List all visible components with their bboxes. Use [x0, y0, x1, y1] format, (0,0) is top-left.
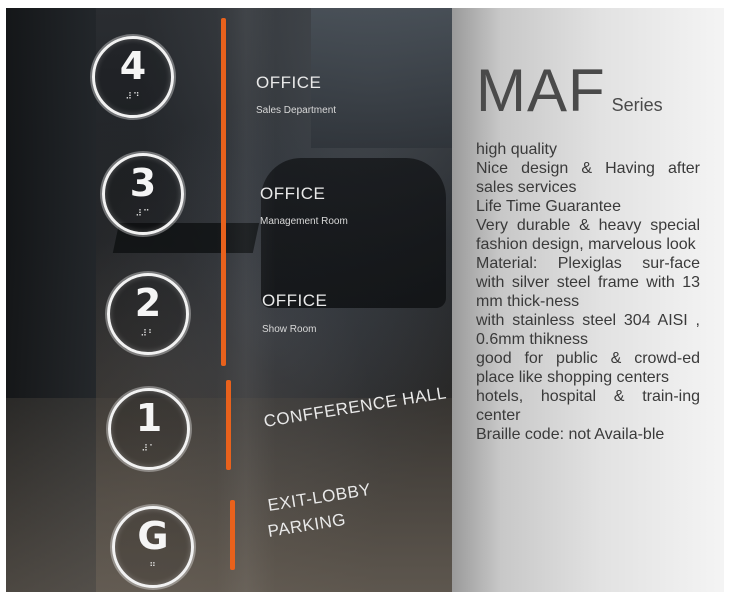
- floor-number: 3: [129, 161, 157, 205]
- feature-item: Very durable & heavy special fashion des…: [476, 217, 700, 253]
- floor-g-circle: G ⠛: [112, 506, 194, 588]
- signage-photo: 4 ⠼⠙ OFFICE Sales Department 3 ⠼⠉ OFFICE…: [6, 8, 452, 592]
- feature-list: high quality Nice design & Having after …: [476, 140, 700, 444]
- brand-heading: MAF Series: [476, 57, 700, 124]
- advertisement: 4 ⠼⠙ OFFICE Sales Department 3 ⠼⠉ OFFICE…: [0, 0, 729, 604]
- background-sofa: [261, 158, 446, 308]
- braille-dots: ⠼⠁: [141, 443, 157, 453]
- floor-4-subtitle: Sales Department: [256, 105, 337, 116]
- floor-number: 4: [119, 44, 147, 88]
- floor-3-subtitle: Management Room: [260, 216, 348, 227]
- floor-3-circle: 3 ⠼⠉: [102, 153, 184, 235]
- background-window: [311, 8, 452, 148]
- info-panel: MAF Series high quality Nice design & Ha…: [452, 8, 724, 592]
- orange-divider-bar-floor-1: [226, 380, 231, 470]
- brand-name: MAF: [476, 57, 606, 124]
- floor-number: G: [137, 514, 169, 558]
- floor-number: 1: [135, 396, 163, 440]
- feature-item: Material: Plexiglas sur-face with silver…: [476, 255, 700, 310]
- feature-item: Life Time Guarantee: [476, 198, 621, 215]
- braille-dots: ⠼⠃: [140, 328, 156, 338]
- orange-divider-bar-floor-g: [230, 500, 235, 570]
- floor-4-circle: 4 ⠼⠙: [92, 36, 174, 118]
- feature-item: hotels, hospital & train-ing center: [476, 388, 700, 424]
- braille-dots: ⠼⠉: [135, 208, 151, 218]
- braille-dots: ⠼⠙: [125, 91, 141, 101]
- brand-series: Series: [611, 95, 663, 115]
- feature-item: with stainless steel 304 AISI , 0.6mm th…: [476, 312, 700, 348]
- orange-divider-bar-office: [221, 18, 226, 366]
- feature-item: Nice design & Having after sales service…: [476, 160, 700, 196]
- floor-4-title: OFFICE: [256, 73, 322, 92]
- feature-item: high quality: [476, 141, 557, 158]
- floor-2-subtitle: Show Room: [262, 324, 317, 335]
- braille-dots: ⠛: [149, 561, 157, 571]
- feature-item: Braille code: not Availa-ble: [476, 426, 665, 443]
- floor-number: 2: [134, 281, 162, 325]
- floor-3-title: OFFICE: [260, 184, 326, 203]
- floor-2-title: OFFICE: [262, 291, 328, 310]
- feature-item: good for public & crowd-ed place like sh…: [476, 350, 700, 386]
- floor-1-circle: 1 ⠼⠁: [108, 388, 190, 470]
- floor-2-circle: 2 ⠼⠃: [107, 273, 189, 355]
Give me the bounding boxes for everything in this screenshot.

** Written request **
Print every line of the entries above word for word, omitting the pictures.

** Full solution **
List all visible components with their bboxes. Use [x0, y0, x1, y1] format, (0,0) is top-left.
- floor-number: 3: [129, 161, 157, 205]
- feature-item: Very durable & heavy special fashion des…: [476, 217, 700, 253]
- floor-g-circle: G ⠛: [112, 506, 194, 588]
- signage-photo: 4 ⠼⠙ OFFICE Sales Department 3 ⠼⠉ OFFICE…: [6, 8, 452, 592]
- feature-list: high quality Nice design & Having after …: [476, 140, 700, 444]
- brand-heading: MAF Series: [476, 57, 700, 124]
- advertisement: 4 ⠼⠙ OFFICE Sales Department 3 ⠼⠉ OFFICE…: [0, 0, 729, 604]
- background-sofa: [261, 158, 446, 308]
- braille-dots: ⠼⠁: [141, 443, 157, 453]
- floor-4-subtitle: Sales Department: [256, 105, 337, 116]
- floor-number: 4: [119, 44, 147, 88]
- floor-3-subtitle: Management Room: [260, 216, 348, 227]
- floor-3-circle: 3 ⠼⠉: [102, 153, 184, 235]
- background-window: [311, 8, 452, 148]
- info-panel: MAF Series high quality Nice design & Ha…: [452, 8, 724, 592]
- orange-divider-bar-floor-1: [226, 380, 231, 470]
- brand-name: MAF: [476, 57, 606, 124]
- floor-number: G: [137, 514, 169, 558]
- floor-number: 1: [135, 396, 163, 440]
- feature-item: Material: Plexiglas sur-face with silver…: [476, 255, 700, 310]
- feature-item: Life Time Guarantee: [476, 198, 621, 215]
- braille-dots: ⠼⠃: [140, 328, 156, 338]
- orange-divider-bar-floor-g: [230, 500, 235, 570]
- floor-4-circle: 4 ⠼⠙: [92, 36, 174, 118]
- feature-item: hotels, hospital & train-ing center: [476, 388, 700, 424]
- braille-dots: ⠼⠉: [135, 208, 151, 218]
- braille-dots: ⠼⠙: [125, 91, 141, 101]
- brand-series: Series: [611, 95, 663, 115]
- feature-item: with stainless steel 304 AISI , 0.6mm th…: [476, 312, 700, 348]
- orange-divider-bar-office: [221, 18, 226, 366]
- feature-item: Nice design & Having after sales service…: [476, 160, 700, 196]
- floor-4-title: OFFICE: [256, 73, 322, 92]
- feature-item: high quality: [476, 141, 557, 158]
- floor-2-subtitle: Show Room: [262, 324, 317, 335]
- braille-dots: ⠛: [149, 561, 157, 571]
- feature-item: Braille code: not Availa-ble: [476, 426, 665, 443]
- floor-number: 2: [134, 281, 162, 325]
- floor-3-title: OFFICE: [260, 184, 326, 203]
- floor-2-title: OFFICE: [262, 291, 328, 310]
- feature-item: good for public & crowd-ed place like sh…: [476, 350, 700, 386]
- floor-1-circle: 1 ⠼⠁: [108, 388, 190, 470]
- floor-2-circle: 2 ⠼⠃: [107, 273, 189, 355]
Give me the bounding boxes for everything in this screenshot.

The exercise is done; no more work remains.